= Objective =
Would you restate all the data that follows, word for word?

= Record set =

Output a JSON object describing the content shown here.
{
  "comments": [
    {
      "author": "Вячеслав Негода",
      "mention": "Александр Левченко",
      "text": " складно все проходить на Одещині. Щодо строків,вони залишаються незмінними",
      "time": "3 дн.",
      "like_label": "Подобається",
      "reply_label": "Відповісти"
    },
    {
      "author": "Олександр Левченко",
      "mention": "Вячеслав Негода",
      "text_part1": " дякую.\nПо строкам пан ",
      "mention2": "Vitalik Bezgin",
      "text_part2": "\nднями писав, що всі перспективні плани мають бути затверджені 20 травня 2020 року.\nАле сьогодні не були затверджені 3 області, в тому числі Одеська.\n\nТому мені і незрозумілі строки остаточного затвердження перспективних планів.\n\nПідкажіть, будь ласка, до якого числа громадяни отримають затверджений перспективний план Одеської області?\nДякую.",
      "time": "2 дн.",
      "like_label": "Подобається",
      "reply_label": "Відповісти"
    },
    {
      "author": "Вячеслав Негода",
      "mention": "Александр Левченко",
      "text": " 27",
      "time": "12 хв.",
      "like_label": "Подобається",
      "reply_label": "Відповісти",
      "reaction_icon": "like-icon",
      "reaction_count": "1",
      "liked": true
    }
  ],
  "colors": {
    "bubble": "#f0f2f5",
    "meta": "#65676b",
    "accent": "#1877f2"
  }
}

= Answer for this exercise =
Output a JSON object describing the content shown here.
{
  "comments": [
    {
      "author": "Вячеслав Негода",
      "mention": "Александр Левченко",
      "text": " складно все проходить на Одещині. Щодо строків,вони залишаються незмінними",
      "time": "3 дн.",
      "like_label": "Подобається",
      "reply_label": "Відповісти"
    },
    {
      "author": "Олександр Левченко",
      "mention": "Вячеслав Негода",
      "text_part1": " дякую.\nПо строкам пан ",
      "mention2": "Vitalik Bezgin",
      "text_part2": "\nднями писав, що всі перспективні плани мають бути затверджені 20 травня 2020 року.\nАле сьогодні не були затверджені 3 області, в тому числі Одеська.\n\nТому мені і незрозумілі строки остаточного затвердження перспективних планів.\n\nПідкажіть, будь ласка, до якого числа громадяни отримають затверджений перспективний план Одеської області?\nДякую.",
      "time": "2 дн.",
      "like_label": "Подобається",
      "reply_label": "Відповісти"
    },
    {
      "author": "Вячеслав Негода",
      "mention": "Александр Левченко",
      "text": " 27",
      "time": "12 хв.",
      "like_label": "Подобається",
      "reply_label": "Відповісти",
      "reaction_icon": "like-icon",
      "reaction_count": "1",
      "liked": true
    }
  ],
  "colors": {
    "bubble": "#f0f2f5",
    "meta": "#65676b",
    "accent": "#1877f2"
  }
}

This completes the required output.